- Request
Put every line of the listing from the one containing "reference-circle-2 [151, 138, 365, 354]" down to the one containing "data-point [137, 186, 146, 195]", both included, into a JSON list of strings with one string per line, omitting any blank lines.

- Listed entries
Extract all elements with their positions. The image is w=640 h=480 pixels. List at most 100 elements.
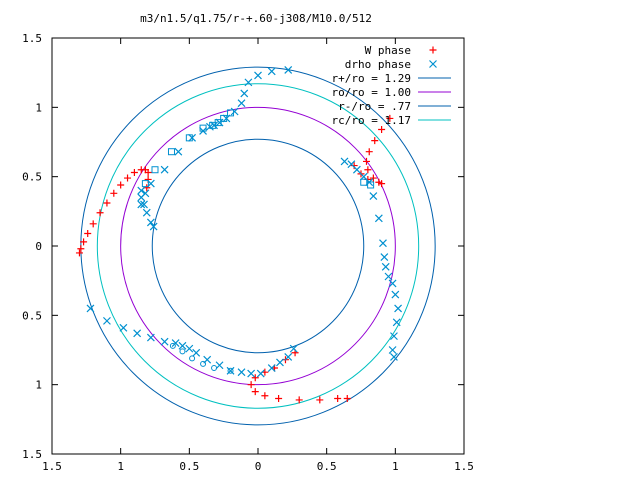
reference-circle-2 [151, 138, 365, 354]
data-point [117, 181, 125, 189]
data-point [119, 323, 128, 332]
legend-marker [429, 60, 437, 68]
data-series [75, 65, 403, 404]
data-point [380, 253, 389, 262]
data-point [247, 381, 255, 389]
data-point [284, 353, 293, 361]
data-point [160, 337, 169, 346]
data-point [374, 214, 383, 223]
x-tick-label: 1 [117, 460, 124, 473]
x-tick-label: 0.5 [317, 460, 337, 473]
data-point [289, 344, 298, 353]
data-point [391, 290, 400, 299]
data-point [394, 304, 403, 313]
data-point [365, 148, 373, 156]
legend-label: drho phase [345, 58, 411, 71]
data-point [267, 364, 276, 372]
data-point [334, 395, 342, 403]
legend-label: rc/ro = 1.17 [332, 114, 411, 127]
data-point [89, 220, 97, 228]
data-point [244, 78, 253, 87]
data-point [142, 208, 151, 217]
data-point [160, 165, 169, 174]
data-point [360, 178, 368, 186]
legend-label: r+/ro = 1.29 [332, 72, 411, 85]
data-point [179, 348, 186, 355]
data-point [215, 361, 224, 370]
x-tick-label: 1.5 [454, 460, 474, 473]
data-point [254, 71, 262, 80]
data-point [371, 137, 379, 145]
x-tick-label: 1.5 [42, 460, 62, 473]
legend-marker [429, 46, 437, 54]
data-point [80, 238, 88, 246]
data-point [379, 239, 387, 248]
data-point [220, 114, 228, 122]
data-point [174, 147, 183, 156]
axis-ticks: 1.5 1 0.5 0 0.5 1 1.51.510.500.511.5 [22, 32, 474, 473]
data-point [384, 272, 393, 281]
data-point [77, 245, 85, 253]
y-tick-label: 1.5 [22, 32, 42, 45]
data-point [199, 124, 207, 132]
data-point [316, 396, 324, 404]
legend-label: W phase [365, 44, 411, 57]
data-point [130, 169, 138, 177]
data-point [215, 118, 224, 127]
data-point [381, 262, 390, 271]
data-point [137, 186, 146, 195]
data-point [230, 107, 239, 116]
data-point [352, 165, 361, 174]
data-point [167, 148, 175, 156]
data-point [390, 353, 398, 361]
data-point [275, 395, 283, 403]
data-point [251, 374, 259, 382]
data-point [284, 65, 293, 74]
series-3 [169, 342, 234, 374]
data-point [96, 209, 104, 217]
data-point [350, 162, 358, 170]
data-point [169, 342, 176, 349]
data-point [362, 157, 370, 165]
data-point [367, 181, 375, 189]
reference-circle-3 [96, 83, 420, 409]
data-point [388, 346, 397, 354]
data-point [378, 126, 386, 134]
reference-circles [80, 66, 436, 426]
data-point [237, 368, 246, 377]
data-point [185, 344, 194, 353]
data-point [378, 180, 386, 188]
data-point [75, 249, 83, 257]
data-point [140, 200, 148, 209]
data-point [200, 360, 207, 367]
legend-label: ro/ro = 1.00 [332, 86, 411, 99]
data-point [392, 318, 401, 327]
data-point [86, 304, 95, 313]
data-point [110, 189, 118, 197]
data-point [141, 180, 149, 188]
data-point [256, 369, 265, 378]
series-0 [75, 114, 394, 404]
data-point [185, 134, 193, 142]
y-tick-label: 1 [35, 101, 42, 114]
y-tick-label: 1 [35, 379, 42, 392]
data-point [214, 119, 222, 127]
y-tick-label: 0.5 [22, 171, 42, 184]
data-point [388, 279, 397, 288]
data-point [247, 369, 256, 378]
data-point [369, 192, 378, 201]
data-point [137, 193, 146, 202]
x-tick-label: 1 [392, 460, 399, 473]
data-point [178, 341, 187, 350]
data-point [146, 333, 155, 342]
series-1 [86, 65, 403, 378]
data-point [276, 358, 284, 367]
data-point [227, 367, 234, 374]
data-point [103, 316, 111, 325]
data-point [267, 67, 276, 76]
data-point [369, 174, 377, 182]
data-point [386, 114, 394, 122]
data-point [240, 89, 249, 98]
data-point [144, 169, 152, 177]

- Final answer
[
  "reference-circle-2 [151, 138, 365, 354]",
  "data-point [117, 181, 125, 189]",
  "data-point [119, 323, 128, 332]",
  "legend-marker [429, 60, 437, 68]",
  "data-series [75, 65, 403, 404]",
  "data-point [380, 253, 389, 262]",
  "data-point [247, 381, 255, 389]",
  "data-point [284, 353, 293, 361]",
  "data-point [160, 337, 169, 346]",
  "data-point [374, 214, 383, 223]",
  "x-tick-label: 1 [117, 460, 124, 473]",
  "x-tick-label: 0.5 [317, 460, 337, 473]",
  "data-point [289, 344, 298, 353]",
  "data-point [391, 290, 400, 299]",
  "data-point [394, 304, 403, 313]",
  "data-point [365, 148, 373, 156]",
  "legend-label: drho phase [345, 58, 411, 71]",
  "data-point [267, 364, 276, 372]",
  "data-point [334, 395, 342, 403]",
  "legend-label: rc/ro = 1.17 [332, 114, 411, 127]",
  "data-point [89, 220, 97, 228]",
  "data-point [244, 78, 253, 87]",
  "data-point [142, 208, 151, 217]",
  "data-point [160, 165, 169, 174]",
  "data-point [360, 178, 368, 186]",
  "legend-label: r+/ro = 1.29 [332, 72, 411, 85]",
  "data-point [179, 348, 186, 355]",
  "data-point [215, 361, 224, 370]",
  "x-tick-label: 1.5 [454, 460, 474, 473]",
  "data-point [254, 71, 262, 80]",
  "data-point [371, 137, 379, 145]",
  "x-tick-label: 1.5 [42, 460, 62, 473]",
  "legend-marker [429, 46, 437, 54]",
  "data-point [80, 238, 88, 246]",
  "data-point [379, 239, 387, 248]",
  "data-point [220, 114, 228, 122]",
  "data-point [174, 147, 183, 156]",
  "axis-ticks: 1.5 1 0.5 0 0.5 1 1.51.510.500.511.5 [22, 32, 474, 473]",
  "data-point [384, 272, 393, 281]",
  "data-point [77, 245, 85, 253]",
  "y-tick-label: 1.5 [22, 32, 42, 45]",
  "data-point [199, 124, 207, 132]",
  "data-point [316, 396, 324, 404]",
  "legend-label: W phase [365, 44, 411, 57]",
  "data-point [130, 169, 138, 177]",
  "data-point [215, 118, 224, 127]",
  "data-point [381, 262, 390, 271]",
  "data-point [137, 186, 146, 195]"
]